Single out each line with the word "rhel" and copy it.

(Stored data)
====

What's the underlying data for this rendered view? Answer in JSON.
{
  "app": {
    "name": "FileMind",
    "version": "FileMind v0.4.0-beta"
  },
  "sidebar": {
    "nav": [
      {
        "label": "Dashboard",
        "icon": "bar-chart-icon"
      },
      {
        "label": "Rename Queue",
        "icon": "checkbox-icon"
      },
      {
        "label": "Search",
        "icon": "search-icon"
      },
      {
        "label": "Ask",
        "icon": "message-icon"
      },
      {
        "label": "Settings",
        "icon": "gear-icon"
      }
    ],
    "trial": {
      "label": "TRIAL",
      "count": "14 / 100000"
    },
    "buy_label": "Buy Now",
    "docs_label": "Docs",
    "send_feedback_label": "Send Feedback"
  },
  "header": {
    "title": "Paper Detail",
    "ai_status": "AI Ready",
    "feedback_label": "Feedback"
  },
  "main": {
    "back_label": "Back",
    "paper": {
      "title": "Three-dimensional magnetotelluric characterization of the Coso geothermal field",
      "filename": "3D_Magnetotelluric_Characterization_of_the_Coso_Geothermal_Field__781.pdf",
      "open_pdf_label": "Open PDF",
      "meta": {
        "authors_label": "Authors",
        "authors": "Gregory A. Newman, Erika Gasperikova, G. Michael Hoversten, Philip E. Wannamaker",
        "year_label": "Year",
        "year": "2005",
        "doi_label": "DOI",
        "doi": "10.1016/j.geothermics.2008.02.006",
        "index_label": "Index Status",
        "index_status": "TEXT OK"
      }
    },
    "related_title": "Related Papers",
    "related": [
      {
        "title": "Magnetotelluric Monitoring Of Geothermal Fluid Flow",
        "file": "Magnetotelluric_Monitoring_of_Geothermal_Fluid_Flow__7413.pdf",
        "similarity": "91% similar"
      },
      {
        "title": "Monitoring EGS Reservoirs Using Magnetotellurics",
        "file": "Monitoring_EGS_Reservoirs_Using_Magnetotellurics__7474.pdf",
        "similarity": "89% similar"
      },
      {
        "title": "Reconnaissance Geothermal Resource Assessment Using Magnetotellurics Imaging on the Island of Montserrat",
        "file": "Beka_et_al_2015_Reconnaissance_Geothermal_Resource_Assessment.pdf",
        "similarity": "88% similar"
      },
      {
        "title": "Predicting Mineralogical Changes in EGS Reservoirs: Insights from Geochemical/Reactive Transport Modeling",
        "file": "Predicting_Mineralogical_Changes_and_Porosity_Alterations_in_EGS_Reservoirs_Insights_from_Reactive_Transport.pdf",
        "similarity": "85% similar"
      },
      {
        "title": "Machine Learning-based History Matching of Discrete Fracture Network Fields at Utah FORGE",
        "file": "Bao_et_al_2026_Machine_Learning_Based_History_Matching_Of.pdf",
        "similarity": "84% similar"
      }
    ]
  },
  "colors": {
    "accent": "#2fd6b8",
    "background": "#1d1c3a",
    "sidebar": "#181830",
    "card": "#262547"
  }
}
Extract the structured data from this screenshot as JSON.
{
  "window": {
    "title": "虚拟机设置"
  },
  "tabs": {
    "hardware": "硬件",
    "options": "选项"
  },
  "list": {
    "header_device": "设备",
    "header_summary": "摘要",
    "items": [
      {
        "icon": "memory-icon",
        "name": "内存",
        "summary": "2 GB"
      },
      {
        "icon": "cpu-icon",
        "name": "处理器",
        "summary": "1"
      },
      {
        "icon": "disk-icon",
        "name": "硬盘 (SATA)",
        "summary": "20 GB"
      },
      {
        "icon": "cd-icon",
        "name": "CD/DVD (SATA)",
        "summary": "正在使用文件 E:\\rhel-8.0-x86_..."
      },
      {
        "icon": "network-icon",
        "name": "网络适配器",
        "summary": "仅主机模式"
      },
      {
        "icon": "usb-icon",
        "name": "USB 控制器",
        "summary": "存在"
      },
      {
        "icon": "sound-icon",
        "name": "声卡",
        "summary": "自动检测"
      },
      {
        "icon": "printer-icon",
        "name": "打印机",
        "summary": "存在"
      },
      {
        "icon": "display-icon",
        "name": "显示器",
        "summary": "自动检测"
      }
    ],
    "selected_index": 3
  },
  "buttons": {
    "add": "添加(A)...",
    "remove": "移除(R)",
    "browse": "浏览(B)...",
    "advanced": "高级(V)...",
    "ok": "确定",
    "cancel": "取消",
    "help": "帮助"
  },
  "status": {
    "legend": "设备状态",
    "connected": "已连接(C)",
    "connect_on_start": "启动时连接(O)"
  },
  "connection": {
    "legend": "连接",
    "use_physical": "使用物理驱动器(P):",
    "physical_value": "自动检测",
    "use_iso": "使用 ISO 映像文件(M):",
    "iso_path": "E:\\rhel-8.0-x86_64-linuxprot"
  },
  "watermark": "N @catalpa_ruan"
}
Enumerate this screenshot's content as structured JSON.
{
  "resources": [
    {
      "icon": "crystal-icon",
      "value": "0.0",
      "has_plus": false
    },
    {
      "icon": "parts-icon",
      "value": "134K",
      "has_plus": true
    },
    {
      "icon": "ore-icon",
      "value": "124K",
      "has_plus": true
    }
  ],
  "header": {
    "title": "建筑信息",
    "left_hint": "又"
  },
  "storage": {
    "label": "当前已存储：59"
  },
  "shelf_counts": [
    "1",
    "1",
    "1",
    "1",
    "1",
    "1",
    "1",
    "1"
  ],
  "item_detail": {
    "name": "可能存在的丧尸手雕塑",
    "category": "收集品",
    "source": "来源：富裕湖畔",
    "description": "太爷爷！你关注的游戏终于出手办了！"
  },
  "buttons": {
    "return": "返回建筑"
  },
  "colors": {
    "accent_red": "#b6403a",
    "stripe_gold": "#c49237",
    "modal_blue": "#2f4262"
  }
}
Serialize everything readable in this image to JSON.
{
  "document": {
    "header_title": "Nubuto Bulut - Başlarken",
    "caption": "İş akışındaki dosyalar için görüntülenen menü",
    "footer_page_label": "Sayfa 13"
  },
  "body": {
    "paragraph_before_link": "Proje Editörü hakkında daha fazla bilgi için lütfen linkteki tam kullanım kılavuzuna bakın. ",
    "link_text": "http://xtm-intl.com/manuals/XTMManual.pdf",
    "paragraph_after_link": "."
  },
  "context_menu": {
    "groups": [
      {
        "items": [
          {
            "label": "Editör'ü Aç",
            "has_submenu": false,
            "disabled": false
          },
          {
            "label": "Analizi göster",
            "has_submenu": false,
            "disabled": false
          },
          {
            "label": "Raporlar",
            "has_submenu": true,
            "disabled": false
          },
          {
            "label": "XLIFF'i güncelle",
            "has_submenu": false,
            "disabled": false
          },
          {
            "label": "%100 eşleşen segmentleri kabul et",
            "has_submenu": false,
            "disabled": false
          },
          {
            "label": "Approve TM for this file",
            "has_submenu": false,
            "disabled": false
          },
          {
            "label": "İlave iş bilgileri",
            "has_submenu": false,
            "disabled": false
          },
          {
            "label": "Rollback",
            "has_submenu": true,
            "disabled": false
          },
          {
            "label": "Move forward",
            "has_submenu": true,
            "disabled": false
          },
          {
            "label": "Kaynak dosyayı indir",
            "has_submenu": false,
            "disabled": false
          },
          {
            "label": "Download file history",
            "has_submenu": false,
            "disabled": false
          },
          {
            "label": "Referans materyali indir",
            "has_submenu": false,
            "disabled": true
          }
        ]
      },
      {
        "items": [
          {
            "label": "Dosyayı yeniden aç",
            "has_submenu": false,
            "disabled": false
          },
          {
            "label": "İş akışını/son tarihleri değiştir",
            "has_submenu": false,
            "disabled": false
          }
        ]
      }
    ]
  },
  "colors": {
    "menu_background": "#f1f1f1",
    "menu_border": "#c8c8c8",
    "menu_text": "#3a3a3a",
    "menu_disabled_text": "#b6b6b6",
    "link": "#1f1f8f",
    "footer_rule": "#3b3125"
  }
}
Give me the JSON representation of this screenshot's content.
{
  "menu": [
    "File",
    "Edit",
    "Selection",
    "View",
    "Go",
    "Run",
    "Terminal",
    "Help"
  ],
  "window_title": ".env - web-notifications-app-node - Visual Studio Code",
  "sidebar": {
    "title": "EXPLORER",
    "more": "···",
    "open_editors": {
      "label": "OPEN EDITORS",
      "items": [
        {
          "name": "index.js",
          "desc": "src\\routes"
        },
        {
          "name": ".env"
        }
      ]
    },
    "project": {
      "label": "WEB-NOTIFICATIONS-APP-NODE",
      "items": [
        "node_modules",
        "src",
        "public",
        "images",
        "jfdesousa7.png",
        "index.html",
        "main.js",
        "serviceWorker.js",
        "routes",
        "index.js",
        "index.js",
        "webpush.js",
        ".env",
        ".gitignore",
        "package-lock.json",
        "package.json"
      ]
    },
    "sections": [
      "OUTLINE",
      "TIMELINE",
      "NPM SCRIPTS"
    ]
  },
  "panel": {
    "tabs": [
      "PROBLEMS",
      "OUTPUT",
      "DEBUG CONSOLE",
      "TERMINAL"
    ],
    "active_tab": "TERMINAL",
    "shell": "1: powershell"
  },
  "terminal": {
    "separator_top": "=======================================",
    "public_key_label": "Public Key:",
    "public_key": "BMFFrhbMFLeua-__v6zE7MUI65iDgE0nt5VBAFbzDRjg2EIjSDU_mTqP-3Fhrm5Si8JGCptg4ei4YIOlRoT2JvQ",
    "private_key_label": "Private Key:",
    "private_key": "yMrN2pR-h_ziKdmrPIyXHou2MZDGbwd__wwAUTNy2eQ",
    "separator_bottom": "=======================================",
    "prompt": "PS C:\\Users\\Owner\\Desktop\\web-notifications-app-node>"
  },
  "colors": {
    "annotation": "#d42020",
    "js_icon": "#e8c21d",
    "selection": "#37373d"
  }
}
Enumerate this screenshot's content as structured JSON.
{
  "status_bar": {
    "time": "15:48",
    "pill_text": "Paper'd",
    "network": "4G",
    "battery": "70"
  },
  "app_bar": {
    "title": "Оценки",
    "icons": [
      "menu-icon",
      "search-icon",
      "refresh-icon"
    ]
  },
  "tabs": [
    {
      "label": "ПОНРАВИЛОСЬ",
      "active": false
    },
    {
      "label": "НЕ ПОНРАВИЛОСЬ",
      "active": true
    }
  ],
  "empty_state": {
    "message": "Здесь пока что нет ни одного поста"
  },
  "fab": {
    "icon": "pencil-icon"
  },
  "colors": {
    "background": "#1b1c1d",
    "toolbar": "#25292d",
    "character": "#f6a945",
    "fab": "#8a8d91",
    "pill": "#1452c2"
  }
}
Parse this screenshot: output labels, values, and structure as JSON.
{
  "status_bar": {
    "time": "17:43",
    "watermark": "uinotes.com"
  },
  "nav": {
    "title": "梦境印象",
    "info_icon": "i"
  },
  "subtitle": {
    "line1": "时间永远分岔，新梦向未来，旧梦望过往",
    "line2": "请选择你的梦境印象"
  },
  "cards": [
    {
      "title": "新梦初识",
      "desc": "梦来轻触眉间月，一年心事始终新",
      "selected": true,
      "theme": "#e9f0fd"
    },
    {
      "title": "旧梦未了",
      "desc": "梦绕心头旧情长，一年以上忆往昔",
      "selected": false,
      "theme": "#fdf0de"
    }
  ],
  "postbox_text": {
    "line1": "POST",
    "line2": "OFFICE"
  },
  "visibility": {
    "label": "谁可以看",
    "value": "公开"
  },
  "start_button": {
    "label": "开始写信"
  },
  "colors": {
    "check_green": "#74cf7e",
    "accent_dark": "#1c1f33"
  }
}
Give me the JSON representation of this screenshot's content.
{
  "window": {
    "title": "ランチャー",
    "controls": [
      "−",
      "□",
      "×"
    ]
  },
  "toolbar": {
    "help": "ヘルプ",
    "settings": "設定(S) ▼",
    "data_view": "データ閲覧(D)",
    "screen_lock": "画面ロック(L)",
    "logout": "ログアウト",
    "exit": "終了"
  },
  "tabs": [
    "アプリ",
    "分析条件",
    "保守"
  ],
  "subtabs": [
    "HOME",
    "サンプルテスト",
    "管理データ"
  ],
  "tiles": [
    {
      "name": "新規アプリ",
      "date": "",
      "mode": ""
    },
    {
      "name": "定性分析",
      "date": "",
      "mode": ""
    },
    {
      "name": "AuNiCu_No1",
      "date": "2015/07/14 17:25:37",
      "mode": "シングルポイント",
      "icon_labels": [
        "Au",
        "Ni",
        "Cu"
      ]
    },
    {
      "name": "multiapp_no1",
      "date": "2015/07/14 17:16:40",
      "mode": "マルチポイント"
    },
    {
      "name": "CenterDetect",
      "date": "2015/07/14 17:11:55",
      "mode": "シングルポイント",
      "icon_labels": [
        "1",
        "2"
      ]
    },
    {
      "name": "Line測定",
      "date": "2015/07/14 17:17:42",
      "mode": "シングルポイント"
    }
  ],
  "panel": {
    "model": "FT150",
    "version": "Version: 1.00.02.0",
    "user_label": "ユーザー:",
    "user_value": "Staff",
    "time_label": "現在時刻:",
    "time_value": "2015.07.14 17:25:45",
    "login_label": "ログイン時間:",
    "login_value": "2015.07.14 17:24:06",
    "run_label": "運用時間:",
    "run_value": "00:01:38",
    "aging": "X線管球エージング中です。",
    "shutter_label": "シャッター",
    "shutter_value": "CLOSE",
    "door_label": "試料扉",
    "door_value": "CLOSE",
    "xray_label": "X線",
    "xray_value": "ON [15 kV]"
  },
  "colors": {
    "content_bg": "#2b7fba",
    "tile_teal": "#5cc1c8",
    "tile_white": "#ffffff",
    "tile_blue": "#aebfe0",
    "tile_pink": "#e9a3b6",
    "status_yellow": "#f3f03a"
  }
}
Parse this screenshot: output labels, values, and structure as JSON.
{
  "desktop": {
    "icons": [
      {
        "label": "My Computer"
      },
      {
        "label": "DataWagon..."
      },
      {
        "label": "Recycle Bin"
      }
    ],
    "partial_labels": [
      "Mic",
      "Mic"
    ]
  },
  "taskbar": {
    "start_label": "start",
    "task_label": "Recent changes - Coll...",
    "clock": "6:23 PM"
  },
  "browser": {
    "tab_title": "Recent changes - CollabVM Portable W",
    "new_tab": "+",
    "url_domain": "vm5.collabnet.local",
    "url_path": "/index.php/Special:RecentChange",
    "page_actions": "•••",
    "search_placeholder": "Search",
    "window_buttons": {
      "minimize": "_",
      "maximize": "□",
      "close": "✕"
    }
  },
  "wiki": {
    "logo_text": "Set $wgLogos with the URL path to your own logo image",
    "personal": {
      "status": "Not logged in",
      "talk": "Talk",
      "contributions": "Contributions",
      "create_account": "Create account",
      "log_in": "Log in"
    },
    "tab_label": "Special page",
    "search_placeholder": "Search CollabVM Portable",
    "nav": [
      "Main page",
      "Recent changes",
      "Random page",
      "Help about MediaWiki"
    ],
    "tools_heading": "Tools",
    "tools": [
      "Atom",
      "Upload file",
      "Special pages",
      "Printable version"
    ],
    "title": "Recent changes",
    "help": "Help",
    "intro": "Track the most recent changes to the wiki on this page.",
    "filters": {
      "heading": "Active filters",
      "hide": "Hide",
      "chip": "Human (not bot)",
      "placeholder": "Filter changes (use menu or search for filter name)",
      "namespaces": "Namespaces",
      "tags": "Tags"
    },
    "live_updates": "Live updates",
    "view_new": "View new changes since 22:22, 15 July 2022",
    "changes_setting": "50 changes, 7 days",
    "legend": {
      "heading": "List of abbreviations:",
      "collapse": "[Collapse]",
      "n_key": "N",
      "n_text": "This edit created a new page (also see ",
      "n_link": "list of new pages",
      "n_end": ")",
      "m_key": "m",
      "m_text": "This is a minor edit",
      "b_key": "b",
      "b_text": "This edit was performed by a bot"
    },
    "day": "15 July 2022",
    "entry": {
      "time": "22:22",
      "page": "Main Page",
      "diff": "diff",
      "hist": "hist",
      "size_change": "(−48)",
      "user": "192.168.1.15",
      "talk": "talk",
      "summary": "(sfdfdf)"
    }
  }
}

====

### [Task output]
        "summary": "正在使用文件 E:\\rhel-8.0-x86_..."
    "iso_path": "E:\\rhel-8.0-x86_64-linuxprot"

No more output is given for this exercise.